* Start Entries supplied *

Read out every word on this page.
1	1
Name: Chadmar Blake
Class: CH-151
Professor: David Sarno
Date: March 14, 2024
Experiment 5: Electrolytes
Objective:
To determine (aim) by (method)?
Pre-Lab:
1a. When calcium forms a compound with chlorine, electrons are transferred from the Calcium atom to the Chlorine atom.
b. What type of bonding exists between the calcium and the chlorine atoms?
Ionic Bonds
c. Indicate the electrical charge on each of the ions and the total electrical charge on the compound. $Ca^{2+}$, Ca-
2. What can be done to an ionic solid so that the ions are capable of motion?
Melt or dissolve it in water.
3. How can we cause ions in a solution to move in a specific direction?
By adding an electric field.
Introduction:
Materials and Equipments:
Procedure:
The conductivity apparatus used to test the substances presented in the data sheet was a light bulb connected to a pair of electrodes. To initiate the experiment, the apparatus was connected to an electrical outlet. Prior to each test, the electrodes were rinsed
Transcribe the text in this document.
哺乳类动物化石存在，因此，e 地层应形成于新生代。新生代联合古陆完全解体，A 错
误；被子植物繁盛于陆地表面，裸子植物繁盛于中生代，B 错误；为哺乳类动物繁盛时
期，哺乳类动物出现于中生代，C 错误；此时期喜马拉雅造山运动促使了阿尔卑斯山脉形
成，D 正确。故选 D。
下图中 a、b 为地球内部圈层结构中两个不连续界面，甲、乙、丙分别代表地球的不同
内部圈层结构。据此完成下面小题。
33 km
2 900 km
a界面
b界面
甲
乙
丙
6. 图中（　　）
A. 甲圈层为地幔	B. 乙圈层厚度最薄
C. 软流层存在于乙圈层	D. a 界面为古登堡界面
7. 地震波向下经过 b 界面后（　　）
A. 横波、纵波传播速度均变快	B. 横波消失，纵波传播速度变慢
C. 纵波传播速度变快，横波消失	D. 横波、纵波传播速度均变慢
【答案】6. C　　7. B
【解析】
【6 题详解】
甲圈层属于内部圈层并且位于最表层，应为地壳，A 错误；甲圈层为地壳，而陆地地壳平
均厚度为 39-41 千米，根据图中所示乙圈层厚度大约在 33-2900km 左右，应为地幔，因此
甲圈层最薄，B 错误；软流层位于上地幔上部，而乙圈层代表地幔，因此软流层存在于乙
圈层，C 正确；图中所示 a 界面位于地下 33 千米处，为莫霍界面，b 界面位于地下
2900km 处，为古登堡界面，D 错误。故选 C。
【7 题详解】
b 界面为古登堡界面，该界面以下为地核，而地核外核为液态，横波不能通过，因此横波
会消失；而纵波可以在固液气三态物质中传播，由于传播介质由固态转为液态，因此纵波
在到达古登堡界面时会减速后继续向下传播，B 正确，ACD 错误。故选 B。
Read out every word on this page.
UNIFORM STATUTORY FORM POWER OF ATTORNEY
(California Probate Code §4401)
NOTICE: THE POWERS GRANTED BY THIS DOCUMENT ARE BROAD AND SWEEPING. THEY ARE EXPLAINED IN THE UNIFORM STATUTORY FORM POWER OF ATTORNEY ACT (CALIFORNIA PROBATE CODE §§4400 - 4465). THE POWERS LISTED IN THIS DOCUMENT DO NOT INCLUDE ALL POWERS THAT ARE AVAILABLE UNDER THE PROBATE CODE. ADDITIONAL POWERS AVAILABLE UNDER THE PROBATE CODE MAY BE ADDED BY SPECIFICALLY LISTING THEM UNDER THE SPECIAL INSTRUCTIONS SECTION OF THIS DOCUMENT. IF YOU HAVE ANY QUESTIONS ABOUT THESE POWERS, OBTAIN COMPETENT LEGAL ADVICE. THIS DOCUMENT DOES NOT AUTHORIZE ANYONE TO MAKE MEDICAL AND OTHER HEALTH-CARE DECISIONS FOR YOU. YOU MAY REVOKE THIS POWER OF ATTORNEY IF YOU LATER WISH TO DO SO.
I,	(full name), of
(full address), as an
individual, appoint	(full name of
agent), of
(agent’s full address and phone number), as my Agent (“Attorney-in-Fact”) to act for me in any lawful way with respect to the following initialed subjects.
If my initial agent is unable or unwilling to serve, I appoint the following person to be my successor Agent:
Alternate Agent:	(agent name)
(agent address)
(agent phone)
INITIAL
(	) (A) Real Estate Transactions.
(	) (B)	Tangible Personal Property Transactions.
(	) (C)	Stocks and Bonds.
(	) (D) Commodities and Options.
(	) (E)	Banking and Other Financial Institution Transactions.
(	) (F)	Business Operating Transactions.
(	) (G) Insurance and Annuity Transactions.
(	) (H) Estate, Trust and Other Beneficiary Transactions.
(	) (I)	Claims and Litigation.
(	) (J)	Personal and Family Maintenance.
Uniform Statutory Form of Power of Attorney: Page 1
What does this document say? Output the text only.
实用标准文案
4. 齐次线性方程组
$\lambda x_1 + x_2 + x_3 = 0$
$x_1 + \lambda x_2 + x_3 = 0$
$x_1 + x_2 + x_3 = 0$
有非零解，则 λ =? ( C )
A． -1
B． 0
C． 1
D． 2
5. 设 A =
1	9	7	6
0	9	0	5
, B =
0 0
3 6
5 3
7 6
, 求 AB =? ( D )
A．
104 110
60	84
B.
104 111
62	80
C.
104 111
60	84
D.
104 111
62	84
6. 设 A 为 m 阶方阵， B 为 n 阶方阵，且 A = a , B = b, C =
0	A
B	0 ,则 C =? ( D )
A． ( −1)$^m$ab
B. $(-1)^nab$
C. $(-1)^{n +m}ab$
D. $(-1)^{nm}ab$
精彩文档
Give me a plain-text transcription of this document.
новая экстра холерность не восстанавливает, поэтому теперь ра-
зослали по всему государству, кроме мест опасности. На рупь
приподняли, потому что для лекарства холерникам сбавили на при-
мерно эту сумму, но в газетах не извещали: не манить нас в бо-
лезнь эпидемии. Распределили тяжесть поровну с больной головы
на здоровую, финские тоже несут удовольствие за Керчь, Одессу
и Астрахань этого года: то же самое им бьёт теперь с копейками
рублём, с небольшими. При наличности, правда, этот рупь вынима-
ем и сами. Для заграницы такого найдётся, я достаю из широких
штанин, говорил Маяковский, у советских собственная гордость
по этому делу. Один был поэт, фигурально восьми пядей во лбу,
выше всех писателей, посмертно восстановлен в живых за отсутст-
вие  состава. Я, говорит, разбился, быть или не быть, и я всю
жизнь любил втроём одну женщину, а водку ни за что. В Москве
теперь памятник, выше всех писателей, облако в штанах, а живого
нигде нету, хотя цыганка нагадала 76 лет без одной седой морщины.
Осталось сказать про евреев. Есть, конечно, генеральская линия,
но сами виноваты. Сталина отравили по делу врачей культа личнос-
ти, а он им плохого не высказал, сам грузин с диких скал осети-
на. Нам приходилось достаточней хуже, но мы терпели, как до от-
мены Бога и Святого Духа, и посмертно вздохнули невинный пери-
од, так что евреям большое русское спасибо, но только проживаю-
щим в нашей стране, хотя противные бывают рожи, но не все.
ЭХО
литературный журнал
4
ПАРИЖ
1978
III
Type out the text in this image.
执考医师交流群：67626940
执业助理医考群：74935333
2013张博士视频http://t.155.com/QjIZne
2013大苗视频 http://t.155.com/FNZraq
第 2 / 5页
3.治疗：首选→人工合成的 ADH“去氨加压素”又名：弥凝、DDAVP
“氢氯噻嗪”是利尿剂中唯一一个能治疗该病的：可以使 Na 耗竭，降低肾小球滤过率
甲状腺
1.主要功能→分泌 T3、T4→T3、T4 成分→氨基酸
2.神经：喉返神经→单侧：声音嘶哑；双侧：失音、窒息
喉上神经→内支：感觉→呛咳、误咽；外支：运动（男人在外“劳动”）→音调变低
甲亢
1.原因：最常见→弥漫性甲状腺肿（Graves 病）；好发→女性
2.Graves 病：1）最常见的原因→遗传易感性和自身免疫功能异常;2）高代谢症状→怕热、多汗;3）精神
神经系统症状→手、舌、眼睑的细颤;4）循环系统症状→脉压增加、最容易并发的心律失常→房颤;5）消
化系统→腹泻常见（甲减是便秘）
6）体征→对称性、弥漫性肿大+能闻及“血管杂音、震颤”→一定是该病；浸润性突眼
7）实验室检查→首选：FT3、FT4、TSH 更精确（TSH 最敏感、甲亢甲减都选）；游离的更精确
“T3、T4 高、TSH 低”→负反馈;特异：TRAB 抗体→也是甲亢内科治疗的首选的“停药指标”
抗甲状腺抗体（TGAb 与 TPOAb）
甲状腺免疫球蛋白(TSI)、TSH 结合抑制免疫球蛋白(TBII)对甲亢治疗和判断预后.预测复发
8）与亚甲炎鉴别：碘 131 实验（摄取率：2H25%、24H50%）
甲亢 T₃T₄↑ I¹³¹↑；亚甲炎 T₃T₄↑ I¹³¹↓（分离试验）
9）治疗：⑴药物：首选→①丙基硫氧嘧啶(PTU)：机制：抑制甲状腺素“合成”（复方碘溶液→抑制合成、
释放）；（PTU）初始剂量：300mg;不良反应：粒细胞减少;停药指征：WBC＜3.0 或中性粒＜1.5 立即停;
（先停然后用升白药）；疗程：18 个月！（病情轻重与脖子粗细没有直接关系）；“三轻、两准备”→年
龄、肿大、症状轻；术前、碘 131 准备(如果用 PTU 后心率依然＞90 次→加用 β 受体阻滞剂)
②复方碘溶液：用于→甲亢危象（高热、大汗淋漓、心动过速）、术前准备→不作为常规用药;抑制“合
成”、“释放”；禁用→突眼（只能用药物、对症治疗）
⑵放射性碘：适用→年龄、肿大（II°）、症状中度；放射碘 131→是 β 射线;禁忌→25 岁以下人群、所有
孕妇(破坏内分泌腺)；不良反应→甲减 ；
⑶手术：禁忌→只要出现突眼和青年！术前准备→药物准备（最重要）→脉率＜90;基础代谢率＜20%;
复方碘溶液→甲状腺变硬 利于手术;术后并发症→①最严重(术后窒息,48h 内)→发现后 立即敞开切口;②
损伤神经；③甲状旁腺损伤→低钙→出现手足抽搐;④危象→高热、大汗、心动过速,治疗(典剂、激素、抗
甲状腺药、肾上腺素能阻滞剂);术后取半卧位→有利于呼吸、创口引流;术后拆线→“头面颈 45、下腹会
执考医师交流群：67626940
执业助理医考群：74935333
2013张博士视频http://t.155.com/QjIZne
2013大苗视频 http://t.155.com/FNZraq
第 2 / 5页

* End Entries supplied *

Aim of the task
Which lines hold the word "всех"? Show each one.

Solution to this task
выше всех писателей, посмертно восстановлен в живых за отсутст-
теперь памятник, выше всех писателей, облако в штанах, а живого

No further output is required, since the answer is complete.